▶ _Given instruction_: Transcribe the material word for word, but without the images.

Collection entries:
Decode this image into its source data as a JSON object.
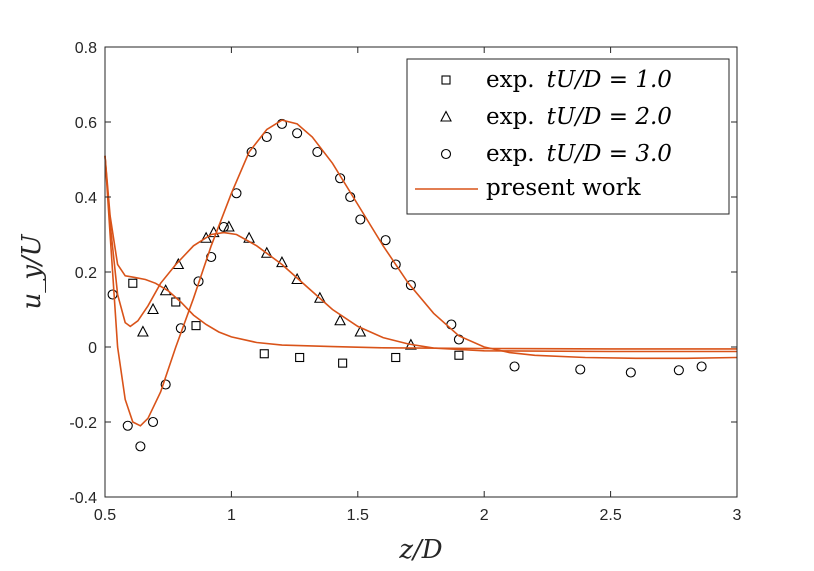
{
  "chart_data": {
    "type": "scatter",
    "xlabel": "z/D",
    "ylabel": "u_y/U",
    "xlim": [
      0.5,
      3
    ],
    "ylim": [
      -0.4,
      0.8
    ],
    "xticks": [
      "0.5",
      "1",
      "1.5",
      "2",
      "2.5",
      "3"
    ],
    "yticks": [
      "-0.4",
      "-0.2",
      "0",
      "0.2",
      "0.4",
      "0.6",
      "0.8"
    ],
    "grid": false,
    "legend_position": "top-right",
    "series": [
      {
        "name": "exp. tU/D = 1.0",
        "legend_prefix": "exp.",
        "legend_math": "tU/D = 1.0",
        "marker": "square",
        "points": [
          [
            0.61,
            0.17
          ],
          [
            0.78,
            0.12
          ],
          [
            0.86,
            0.057
          ],
          [
            1.13,
            -0.018
          ],
          [
            1.27,
            -0.028
          ],
          [
            1.44,
            -0.043
          ],
          [
            1.65,
            -0.028
          ],
          [
            1.9,
            -0.022
          ]
        ]
      },
      {
        "name": "exp. tU/D = 2.0",
        "legend_prefix": "exp.",
        "legend_math": "tU/D = 2.0",
        "marker": "triangle",
        "points": [
          [
            0.65,
            0.04
          ],
          [
            0.69,
            0.1
          ],
          [
            0.74,
            0.15
          ],
          [
            0.79,
            0.22
          ],
          [
            0.9,
            0.29
          ],
          [
            0.93,
            0.305
          ],
          [
            0.99,
            0.32
          ],
          [
            1.07,
            0.29
          ],
          [
            1.14,
            0.25
          ],
          [
            1.2,
            0.225
          ],
          [
            1.26,
            0.18
          ],
          [
            1.35,
            0.13
          ],
          [
            1.43,
            0.07
          ],
          [
            1.51,
            0.04
          ],
          [
            1.71,
            0.005
          ]
        ]
      },
      {
        "name": "exp. tU/D = 3.0",
        "legend_prefix": "exp.",
        "legend_math": "tU/D = 3.0",
        "marker": "circle",
        "points": [
          [
            0.53,
            0.14
          ],
          [
            0.59,
            -0.21
          ],
          [
            0.64,
            -0.265
          ],
          [
            0.69,
            -0.2
          ],
          [
            0.74,
            -0.1
          ],
          [
            0.8,
            0.05
          ],
          [
            0.87,
            0.175
          ],
          [
            0.92,
            0.24
          ],
          [
            0.97,
            0.32
          ],
          [
            1.02,
            0.41
          ],
          [
            1.08,
            0.52
          ],
          [
            1.14,
            0.56
          ],
          [
            1.2,
            0.595
          ],
          [
            1.26,
            0.57
          ],
          [
            1.34,
            0.52
          ],
          [
            1.43,
            0.45
          ],
          [
            1.47,
            0.4
          ],
          [
            1.51,
            0.34
          ],
          [
            1.61,
            0.285
          ],
          [
            1.65,
            0.22
          ],
          [
            1.71,
            0.165
          ],
          [
            1.87,
            0.06
          ],
          [
            1.9,
            0.02
          ],
          [
            2.12,
            -0.052
          ],
          [
            2.38,
            -0.06
          ],
          [
            2.58,
            -0.068
          ],
          [
            2.77,
            -0.062
          ],
          [
            2.86,
            -0.052
          ]
        ]
      },
      {
        "name": "present work",
        "legend_prefix": "present work",
        "legend_math": "",
        "marker": "line",
        "color": "#D95319",
        "curves": [
          [
            [
              0.5,
              0.51
            ],
            [
              0.52,
              0.35
            ],
            [
              0.55,
              0.22
            ],
            [
              0.58,
              0.19
            ],
            [
              0.62,
              0.185
            ],
            [
              0.66,
              0.18
            ],
            [
              0.7,
              0.17
            ],
            [
              0.75,
              0.15
            ],
            [
              0.8,
              0.12
            ],
            [
              0.85,
              0.085
            ],
            [
              0.9,
              0.06
            ],
            [
              0.95,
              0.04
            ],
            [
              1.0,
              0.027
            ],
            [
              1.1,
              0.012
            ],
            [
              1.2,
              0.005
            ],
            [
              1.4,
              0.001
            ],
            [
              1.6,
              -0.002
            ],
            [
              2.0,
              -0.004
            ],
            [
              2.5,
              -0.005
            ],
            [
              3.0,
              -0.005
            ]
          ],
          [
            [
              0.5,
              0.51
            ],
            [
              0.52,
              0.33
            ],
            [
              0.55,
              0.14
            ],
            [
              0.58,
              0.065
            ],
            [
              0.6,
              0.055
            ],
            [
              0.63,
              0.07
            ],
            [
              0.67,
              0.11
            ],
            [
              0.72,
              0.17
            ],
            [
              0.78,
              0.22
            ],
            [
              0.85,
              0.27
            ],
            [
              0.92,
              0.3
            ],
            [
              0.97,
              0.305
            ],
            [
              1.02,
              0.3
            ],
            [
              1.1,
              0.27
            ],
            [
              1.2,
              0.22
            ],
            [
              1.3,
              0.16
            ],
            [
              1.4,
              0.1
            ],
            [
              1.5,
              0.055
            ],
            [
              1.6,
              0.025
            ],
            [
              1.7,
              0.008
            ],
            [
              1.8,
              -0.003
            ],
            [
              2.0,
              -0.01
            ],
            [
              2.5,
              -0.012
            ],
            [
              3.0,
              -0.012
            ]
          ],
          [
            [
              0.5,
              0.51
            ],
            [
              0.52,
              0.3
            ],
            [
              0.55,
              0.0
            ],
            [
              0.58,
              -0.14
            ],
            [
              0.61,
              -0.2
            ],
            [
              0.64,
              -0.21
            ],
            [
              0.67,
              -0.19
            ],
            [
              0.72,
              -0.12
            ],
            [
              0.78,
              0.0
            ],
            [
              0.85,
              0.13
            ],
            [
              0.92,
              0.27
            ],
            [
              1.0,
              0.41
            ],
            [
              1.07,
              0.52
            ],
            [
              1.14,
              0.58
            ],
            [
              1.2,
              0.605
            ],
            [
              1.26,
              0.595
            ],
            [
              1.32,
              0.56
            ],
            [
              1.4,
              0.49
            ],
            [
              1.5,
              0.38
            ],
            [
              1.6,
              0.27
            ],
            [
              1.7,
              0.17
            ],
            [
              1.8,
              0.09
            ],
            [
              1.9,
              0.03
            ],
            [
              2.0,
              0.0
            ],
            [
              2.1,
              -0.015
            ],
            [
              2.2,
              -0.022
            ],
            [
              2.4,
              -0.028
            ],
            [
              2.6,
              -0.03
            ],
            [
              2.8,
              -0.03
            ],
            [
              3.0,
              -0.028
            ]
          ]
        ]
      }
    ]
  }
}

▶ _Correct result_:
Decode this image into its source data as a JSON object.
{
  "chart_data": {
    "type": "scatter",
    "xlabel": "z/D",
    "ylabel": "u_y/U",
    "xlim": [
      0.5,
      3
    ],
    "ylim": [
      -0.4,
      0.8
    ],
    "xticks": [
      "0.5",
      "1",
      "1.5",
      "2",
      "2.5",
      "3"
    ],
    "yticks": [
      "-0.4",
      "-0.2",
      "0",
      "0.2",
      "0.4",
      "0.6",
      "0.8"
    ],
    "grid": false,
    "legend_position": "top-right",
    "series": [
      {
        "name": "exp. tU/D = 1.0",
        "legend_prefix": "exp.",
        "legend_math": "tU/D = 1.0",
        "marker": "square",
        "points": [
          [
            0.61,
            0.17
          ],
          [
            0.78,
            0.12
          ],
          [
            0.86,
            0.057
          ],
          [
            1.13,
            -0.018
          ],
          [
            1.27,
            -0.028
          ],
          [
            1.44,
            -0.043
          ],
          [
            1.65,
            -0.028
          ],
          [
            1.9,
            -0.022
          ]
        ]
      },
      {
        "name": "exp. tU/D = 2.0",
        "legend_prefix": "exp.",
        "legend_math": "tU/D = 2.0",
        "marker": "triangle",
        "points": [
          [
            0.65,
            0.04
          ],
          [
            0.69,
            0.1
          ],
          [
            0.74,
            0.15
          ],
          [
            0.79,
            0.22
          ],
          [
            0.9,
            0.29
          ],
          [
            0.93,
            0.305
          ],
          [
            0.99,
            0.32
          ],
          [
            1.07,
            0.29
          ],
          [
            1.14,
            0.25
          ],
          [
            1.2,
            0.225
          ],
          [
            1.26,
            0.18
          ],
          [
            1.35,
            0.13
          ],
          [
            1.43,
            0.07
          ],
          [
            1.51,
            0.04
          ],
          [
            1.71,
            0.005
          ]
        ]
      },
      {
        "name": "exp. tU/D = 3.0",
        "legend_prefix": "exp.",
        "legend_math": "tU/D = 3.0",
        "marker": "circle",
        "points": [
          [
            0.53,
            0.14
          ],
          [
            0.59,
            -0.21
          ],
          [
            0.64,
            -0.265
          ],
          [
            0.69,
            -0.2
          ],
          [
            0.74,
            -0.1
          ],
          [
            0.8,
            0.05
          ],
          [
            0.87,
            0.175
          ],
          [
            0.92,
            0.24
          ],
          [
            0.97,
            0.32
          ],
          [
            1.02,
            0.41
          ],
          [
            1.08,
            0.52
          ],
          [
            1.14,
            0.56
          ],
          [
            1.2,
            0.595
          ],
          [
            1.26,
            0.57
          ],
          [
            1.34,
            0.52
          ],
          [
            1.43,
            0.45
          ],
          [
            1.47,
            0.4
          ],
          [
            1.51,
            0.34
          ],
          [
            1.61,
            0.285
          ],
          [
            1.65,
            0.22
          ],
          [
            1.71,
            0.165
          ],
          [
            1.87,
            0.06
          ],
          [
            1.9,
            0.02
          ],
          [
            2.12,
            -0.052
          ],
          [
            2.38,
            -0.06
          ],
          [
            2.58,
            -0.068
          ],
          [
            2.77,
            -0.062
          ],
          [
            2.86,
            -0.052
          ]
        ]
      },
      {
        "name": "present work",
        "legend_prefix": "present work",
        "legend_math": "",
        "marker": "line",
        "color": "#D95319",
        "curves": [
          [
            [
              0.5,
              0.51
            ],
            [
              0.52,
              0.35
            ],
            [
              0.55,
              0.22
            ],
            [
              0.58,
              0.19
            ],
            [
              0.62,
              0.185
            ],
            [
              0.66,
              0.18
            ],
            [
              0.7,
              0.17
            ],
            [
              0.75,
              0.15
            ],
            [
              0.8,
              0.12
            ],
            [
              0.85,
              0.085
            ],
            [
              0.9,
              0.06
            ],
            [
              0.95,
              0.04
            ],
            [
              1.0,
              0.027
            ],
            [
              1.1,
              0.012
            ],
            [
              1.2,
              0.005
            ],
            [
              1.4,
              0.001
            ],
            [
              1.6,
              -0.002
            ],
            [
              2.0,
              -0.004
            ],
            [
              2.5,
              -0.005
            ],
            [
              3.0,
              -0.005
            ]
          ],
          [
            [
              0.5,
              0.51
            ],
            [
              0.52,
              0.33
            ],
            [
              0.55,
              0.14
            ],
            [
              0.58,
              0.065
            ],
            [
              0.6,
              0.055
            ],
            [
              0.63,
              0.07
            ],
            [
              0.67,
              0.11
            ],
            [
              0.72,
              0.17
            ],
            [
              0.78,
              0.22
            ],
            [
              0.85,
              0.27
            ],
            [
              0.92,
              0.3
            ],
            [
              0.97,
              0.305
            ],
            [
              1.02,
              0.3
            ],
            [
              1.1,
              0.27
            ],
            [
              1.2,
              0.22
            ],
            [
              1.3,
              0.16
            ],
            [
              1.4,
              0.1
            ],
            [
              1.5,
              0.055
            ],
            [
              1.6,
              0.025
            ],
            [
              1.7,
              0.008
            ],
            [
              1.8,
              -0.003
            ],
            [
              2.0,
              -0.01
            ],
            [
              2.5,
              -0.012
            ],
            [
              3.0,
              -0.012
            ]
          ],
          [
            [
              0.5,
              0.51
            ],
            [
              0.52,
              0.3
            ],
            [
              0.55,
              0.0
            ],
            [
              0.58,
              -0.14
            ],
            [
              0.61,
              -0.2
            ],
            [
              0.64,
              -0.21
            ],
            [
              0.67,
              -0.19
            ],
            [
              0.72,
              -0.12
            ],
            [
              0.78,
              0.0
            ],
            [
              0.85,
              0.13
            ],
            [
              0.92,
              0.27
            ],
            [
              1.0,
              0.41
            ],
            [
              1.07,
              0.52
            ],
            [
              1.14,
              0.58
            ],
            [
              1.2,
              0.605
            ],
            [
              1.26,
              0.595
            ],
            [
              1.32,
              0.56
            ],
            [
              1.4,
              0.49
            ],
            [
              1.5,
              0.38
            ],
            [
              1.6,
              0.27
            ],
            [
              1.7,
              0.17
            ],
            [
              1.8,
              0.09
            ],
            [
              1.9,
              0.03
            ],
            [
              2.0,
              0.0
            ],
            [
              2.1,
              -0.015
            ],
            [
              2.2,
              -0.022
            ],
            [
              2.4,
              -0.028
            ],
            [
              2.6,
              -0.03
            ],
            [
              2.8,
              -0.03
            ],
            [
              3.0,
              -0.028
            ]
          ]
        ]
      }
    ]
  }
}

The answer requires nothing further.